**SET TASK**
Copy out each line featuring the string "marker" from the entries beneath.

(Extracts from a graphics dataset)
+---+

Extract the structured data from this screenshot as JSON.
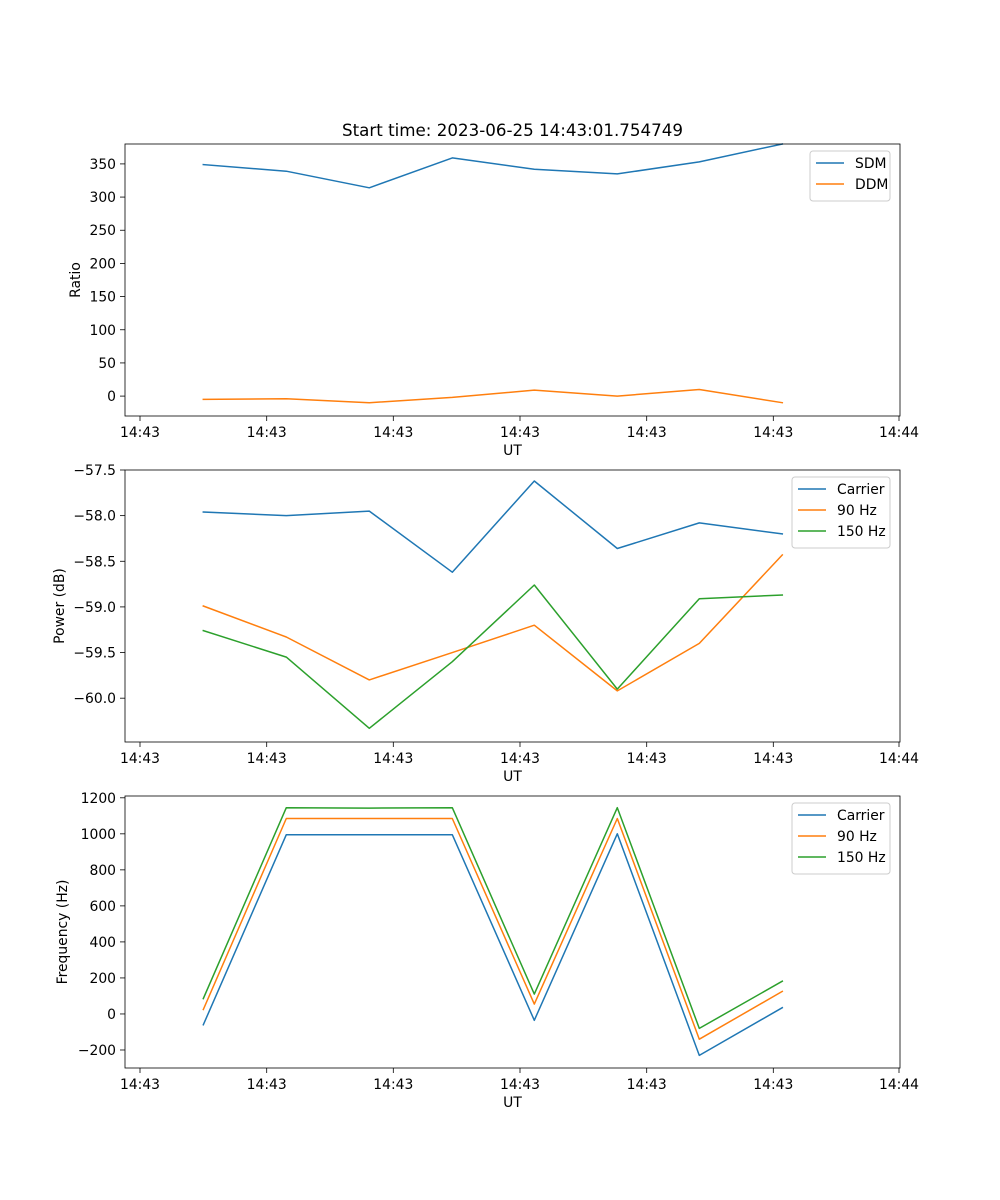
{
  "chart_data": [
    {
      "type": "line",
      "title": "Start time: 2023-06-25 14:43:01.754749",
      "xlabel": "UT",
      "ylabel": "Ratio",
      "x_tick_labels": [
        "14:43",
        "14:43",
        "14:43",
        "14:43",
        "14:43",
        "14:43",
        "14:44"
      ],
      "y_tick_labels": [
        "0",
        "50",
        "100",
        "150",
        "200",
        "250",
        "300",
        "350"
      ],
      "y_ticks": [
        0,
        50,
        100,
        150,
        200,
        250,
        300,
        350
      ],
      "ylim": [
        -30,
        380
      ],
      "legend_position": "upper-right",
      "series": [
        {
          "name": "SDM",
          "color": "#1f77b4",
          "values": [
            349,
            339,
            314,
            359,
            342,
            335,
            353,
            380
          ]
        },
        {
          "name": "DDM",
          "color": "#ff7f0e",
          "values": [
            -5,
            -4,
            -10,
            -2,
            9,
            0,
            10,
            -10
          ]
        }
      ]
    },
    {
      "type": "line",
      "title": "",
      "xlabel": "UT",
      "ylabel": "Power (dB)",
      "x_tick_labels": [
        "14:43",
        "14:43",
        "14:43",
        "14:43",
        "14:43",
        "14:43",
        "14:44"
      ],
      "y_tick_labels": [
        "−60.0",
        "−59.5",
        "−59.0",
        "−58.5",
        "−58.0",
        "−57.5"
      ],
      "y_ticks": [
        -60.0,
        -59.5,
        -59.0,
        -58.5,
        -58.0,
        -57.5
      ],
      "ylim": [
        -60.48,
        -57.5
      ],
      "legend_position": "upper-right",
      "series": [
        {
          "name": "Carrier",
          "color": "#1f77b4",
          "values": [
            -57.96,
            -58.0,
            -57.95,
            -58.62,
            -57.62,
            -58.36,
            -58.08,
            -58.2
          ]
        },
        {
          "name": "90 Hz",
          "color": "#ff7f0e",
          "values": [
            -58.99,
            -59.33,
            -59.8,
            -59.5,
            -59.2,
            -59.92,
            -59.4,
            -58.43
          ]
        },
        {
          "name": "150 Hz",
          "color": "#2ca02c",
          "values": [
            -59.26,
            -59.55,
            -60.33,
            -59.6,
            -58.76,
            -59.9,
            -58.91,
            -58.87
          ]
        }
      ]
    },
    {
      "type": "line",
      "title": "",
      "xlabel": "UT",
      "ylabel": "Frequency (Hz)",
      "x_tick_labels": [
        "14:43",
        "14:43",
        "14:43",
        "14:43",
        "14:43",
        "14:43",
        "14:44"
      ],
      "y_tick_labels": [
        "−200",
        "0",
        "200",
        "400",
        "600",
        "800",
        "1000",
        "1200"
      ],
      "y_ticks": [
        -200,
        0,
        200,
        400,
        600,
        800,
        1000,
        1200
      ],
      "ylim": [
        -300,
        1210
      ],
      "legend_position": "upper-right",
      "series": [
        {
          "name": "Carrier",
          "color": "#1f77b4",
          "values": [
            -60,
            995,
            995,
            995,
            -35,
            1000,
            -230,
            35
          ]
        },
        {
          "name": "90 Hz",
          "color": "#ff7f0e",
          "values": [
            25,
            1085,
            1085,
            1085,
            55,
            1085,
            -140,
            125
          ]
        },
        {
          "name": "150 Hz",
          "color": "#2ca02c",
          "values": [
            85,
            1145,
            1143,
            1145,
            110,
            1145,
            -80,
            182
          ]
        }
      ]
    }
  ]
}
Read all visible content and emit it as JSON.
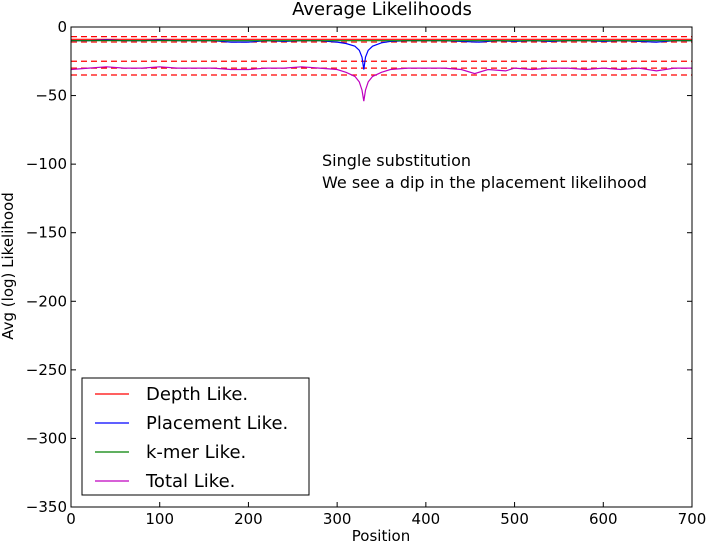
{
  "chart_data": {
    "type": "line",
    "title": "Average Likelihoods",
    "xlabel": "Position",
    "ylabel": "Avg (log) Likelihood",
    "xlim": [
      0,
      700
    ],
    "ylim": [
      -350,
      0
    ],
    "xticks": [
      0,
      100,
      200,
      300,
      400,
      500,
      600,
      700
    ],
    "yticks": [
      0,
      -50,
      -100,
      -150,
      -200,
      -250,
      -300,
      -350
    ],
    "ytick_labels": [
      "0",
      "−50",
      "−100",
      "−150",
      "−200",
      "−250",
      "−300",
      "−350"
    ],
    "grid": false,
    "legend_position": "lower-left",
    "annotation": [
      "Single substitution",
      "We see a dip in the placement likelihood"
    ],
    "annotation_position": [
      282,
      -97
    ],
    "reference_lines": {
      "color": "#ff0000",
      "style": "dashed",
      "y": [
        -7,
        -11,
        -25,
        -30,
        -35
      ]
    },
    "series": [
      {
        "name": "Depth Like.",
        "color": "#ff0000",
        "x": [
          0,
          50,
          100,
          150,
          200,
          250,
          300,
          330,
          360,
          400,
          450,
          500,
          550,
          600,
          650,
          700
        ],
        "y": [
          -9,
          -9,
          -9,
          -9,
          -9,
          -9,
          -9,
          -9,
          -9,
          -9,
          -9,
          -9,
          -9,
          -9,
          -9,
          -9
        ]
      },
      {
        "name": "Placement Like.",
        "color": "#0000ff",
        "x": [
          0,
          20,
          40,
          60,
          80,
          100,
          120,
          140,
          160,
          180,
          200,
          220,
          240,
          260,
          280,
          300,
          310,
          320,
          325,
          328,
          330,
          332,
          335,
          340,
          350,
          360,
          380,
          400,
          420,
          440,
          460,
          480,
          500,
          520,
          540,
          560,
          580,
          600,
          620,
          640,
          660,
          680,
          700
        ],
        "y": [
          -10,
          -10,
          -9.5,
          -10,
          -10,
          -9.5,
          -10,
          -10,
          -10,
          -11,
          -11,
          -10,
          -10.5,
          -10,
          -10,
          -11,
          -12,
          -14,
          -17,
          -22,
          -31,
          -22,
          -17,
          -14,
          -11.5,
          -10.5,
          -10,
          -10,
          -10,
          -10.5,
          -11,
          -10,
          -10.5,
          -10,
          -10.5,
          -10,
          -10,
          -10.5,
          -10,
          -10.5,
          -11,
          -10,
          -10
        ]
      },
      {
        "name": "k-mer Like.",
        "color": "#008000",
        "x": [
          0,
          100,
          200,
          300,
          330,
          400,
          500,
          600,
          700
        ],
        "y": [
          -10,
          -10,
          -10,
          -10,
          -10,
          -10,
          -10,
          -10,
          -10
        ]
      },
      {
        "name": "Total Like.",
        "color": "#bf00bf",
        "x": [
          0,
          20,
          40,
          60,
          80,
          100,
          120,
          140,
          160,
          180,
          200,
          220,
          240,
          260,
          280,
          300,
          310,
          320,
          325,
          328,
          330,
          332,
          335,
          340,
          350,
          360,
          380,
          400,
          420,
          440,
          455,
          470,
          490,
          500,
          520,
          540,
          560,
          580,
          600,
          620,
          640,
          660,
          680,
          700
        ],
        "y": [
          -31,
          -30,
          -29,
          -30,
          -30,
          -29,
          -30,
          -30,
          -30,
          -31,
          -31,
          -30,
          -30,
          -29,
          -30,
          -31,
          -33,
          -36,
          -40,
          -46,
          -54,
          -46,
          -40,
          -36,
          -33,
          -31,
          -30,
          -30,
          -30,
          -31,
          -34,
          -31,
          -32,
          -30,
          -31,
          -30,
          -30,
          -31,
          -30,
          -31,
          -30,
          -32,
          -30,
          -30
        ]
      }
    ]
  }
}
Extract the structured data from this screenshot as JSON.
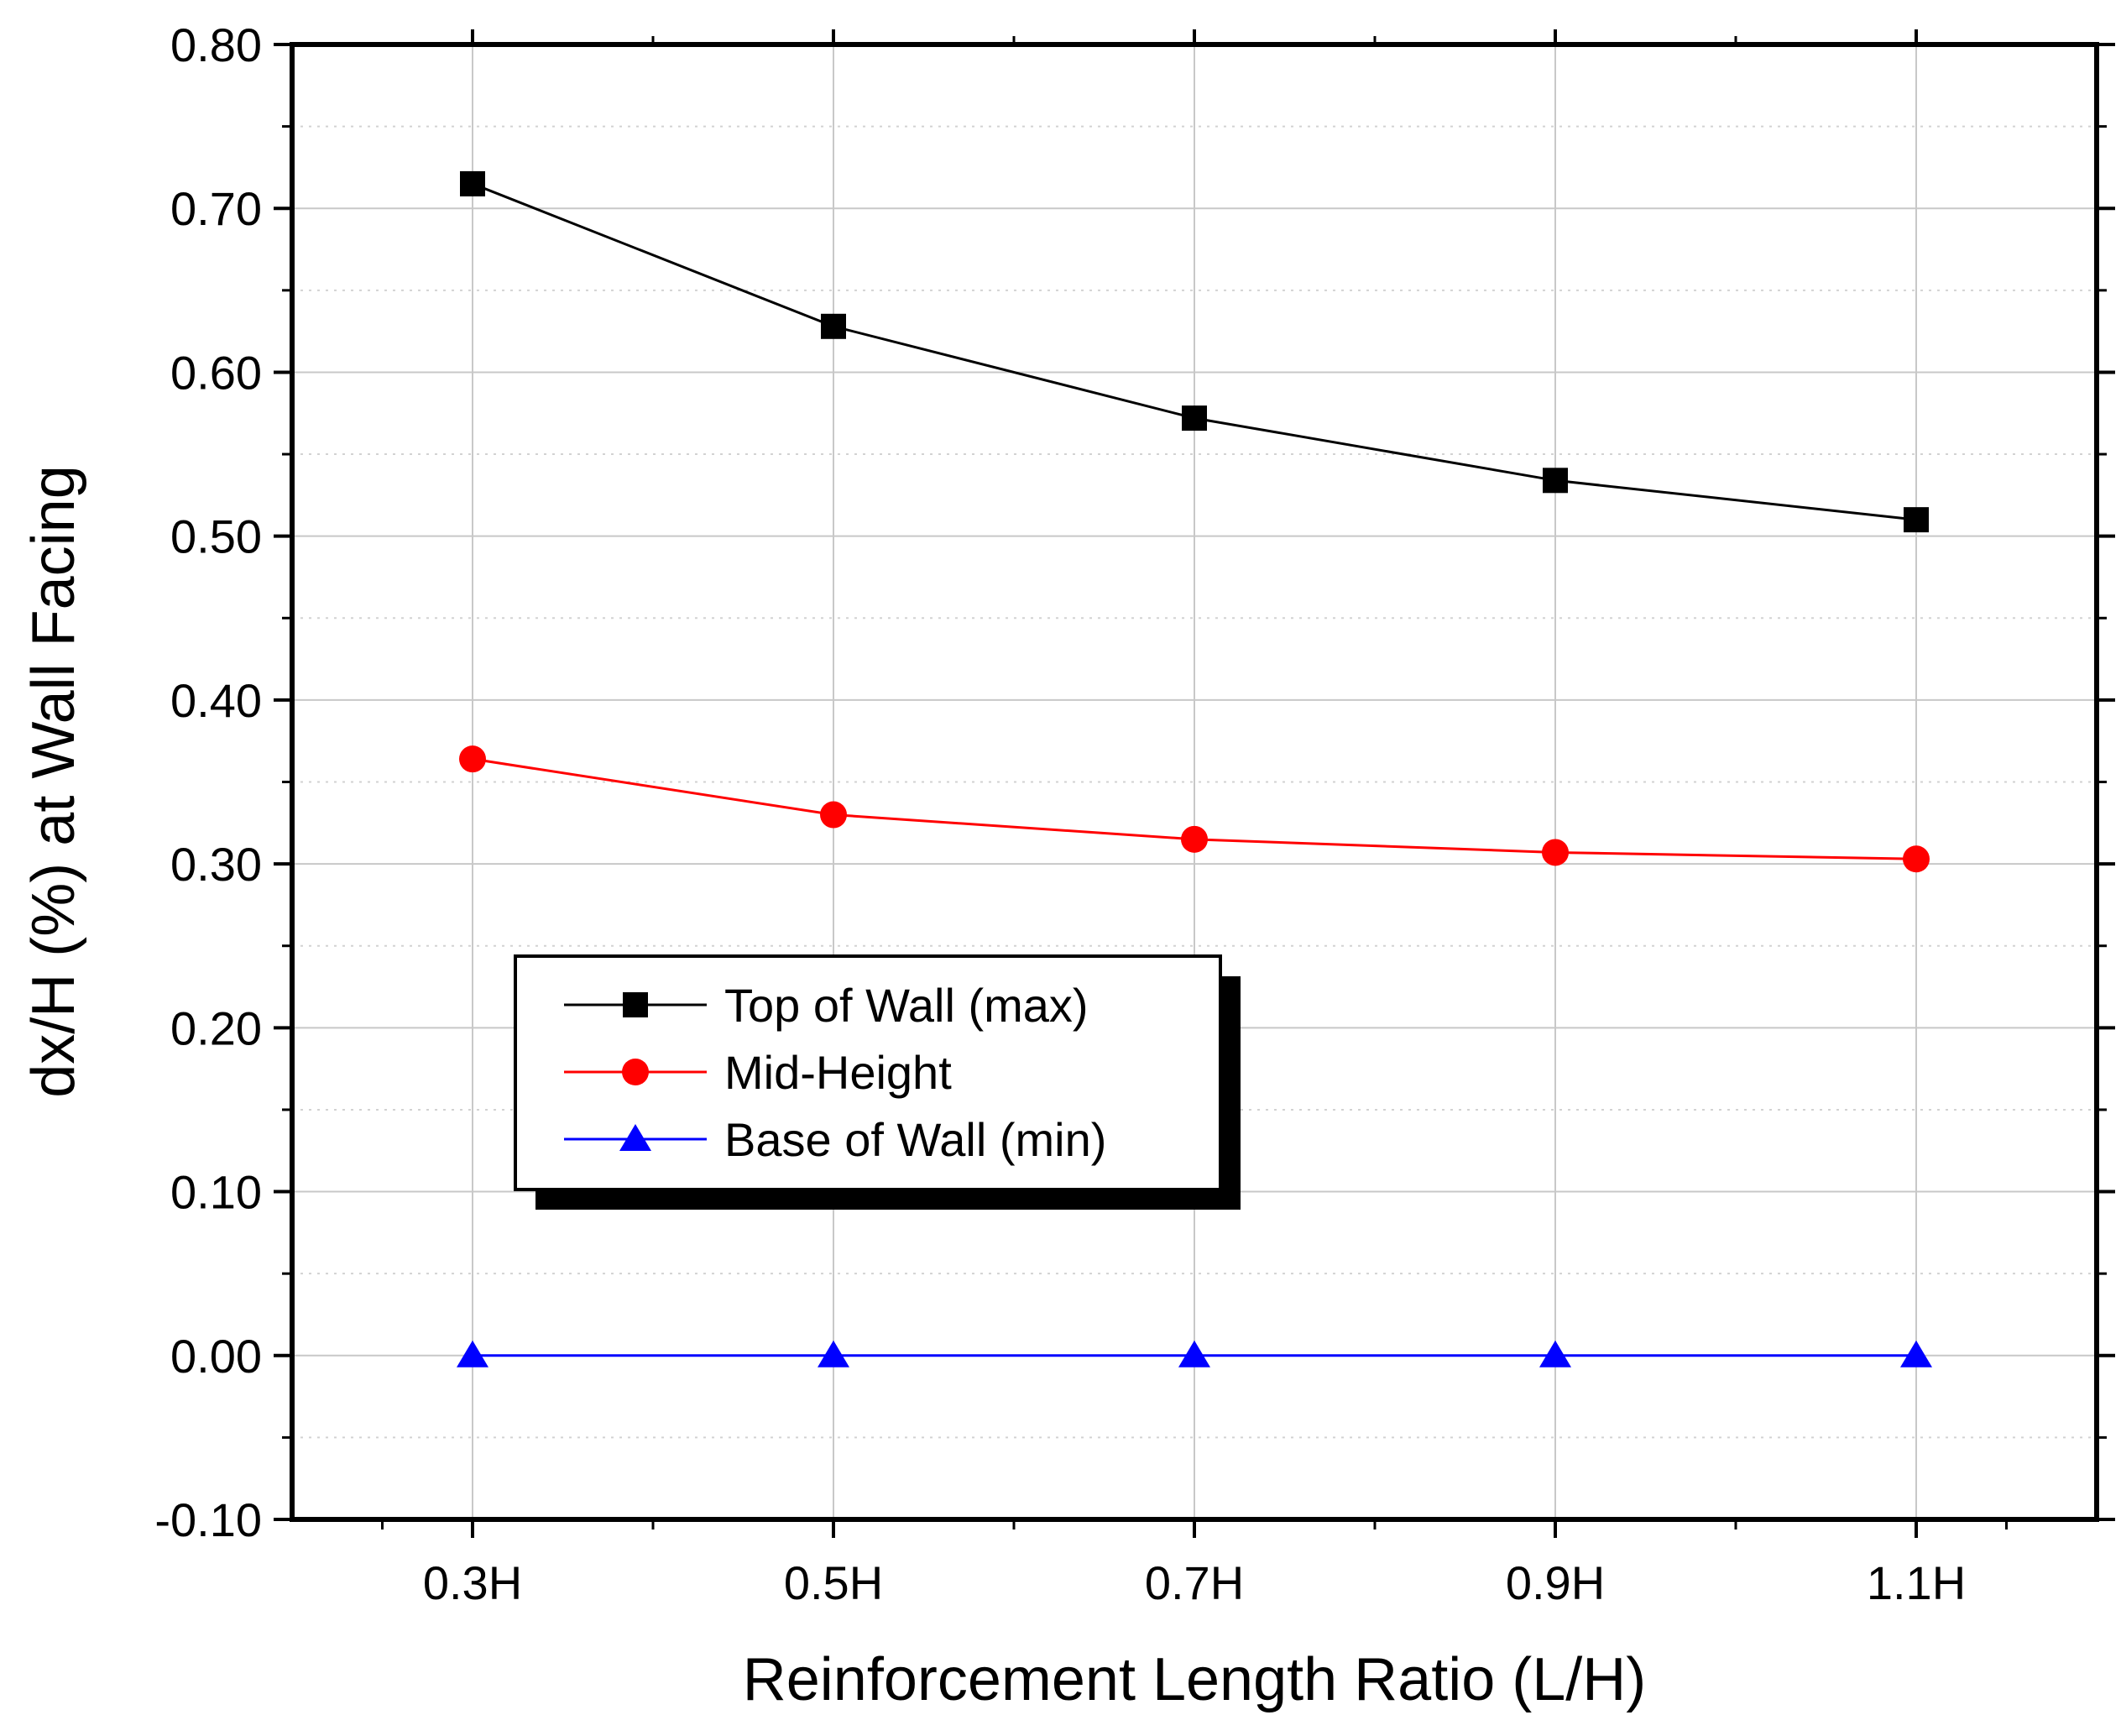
{
  "chart_data": {
    "type": "line",
    "title": "",
    "xlabel": "Reinforcement Length Ratio (L/H)",
    "ylabel": "dx/H (%) at Wall Facing",
    "categories": [
      "0.3H",
      "0.5H",
      "0.7H",
      "0.9H",
      "1.1H"
    ],
    "x": [
      0.3,
      0.5,
      0.7,
      0.9,
      1.1
    ],
    "xlim": [
      0.2,
      1.2
    ],
    "ylim": [
      -0.1,
      0.8
    ],
    "yticks": [
      -0.1,
      0.0,
      0.1,
      0.2,
      0.3,
      0.4,
      0.5,
      0.6,
      0.7,
      0.8
    ],
    "ytick_labels": [
      "-0.10",
      "0.00",
      "0.10",
      "0.20",
      "0.30",
      "0.40",
      "0.50",
      "0.60",
      "0.70",
      "0.80"
    ],
    "grid": true,
    "legend_position": "middle-left",
    "series": [
      {
        "name": "Top of Wall (max)",
        "color": "#000000",
        "marker": "square",
        "values": [
          0.715,
          0.628,
          0.572,
          0.534,
          0.51
        ]
      },
      {
        "name": "Mid-Height",
        "color": "#ff0000",
        "marker": "circle",
        "values": [
          0.364,
          0.33,
          0.315,
          0.307,
          0.303
        ]
      },
      {
        "name": "Base of Wall (min)",
        "color": "#0000ff",
        "marker": "triangle",
        "values": [
          0.0,
          0.0,
          0.0,
          0.0,
          0.0
        ]
      }
    ]
  }
}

+---+

**FINISHED TASK**
        "marker": "square",
        "marker": "circle",
        "marker": "triangle",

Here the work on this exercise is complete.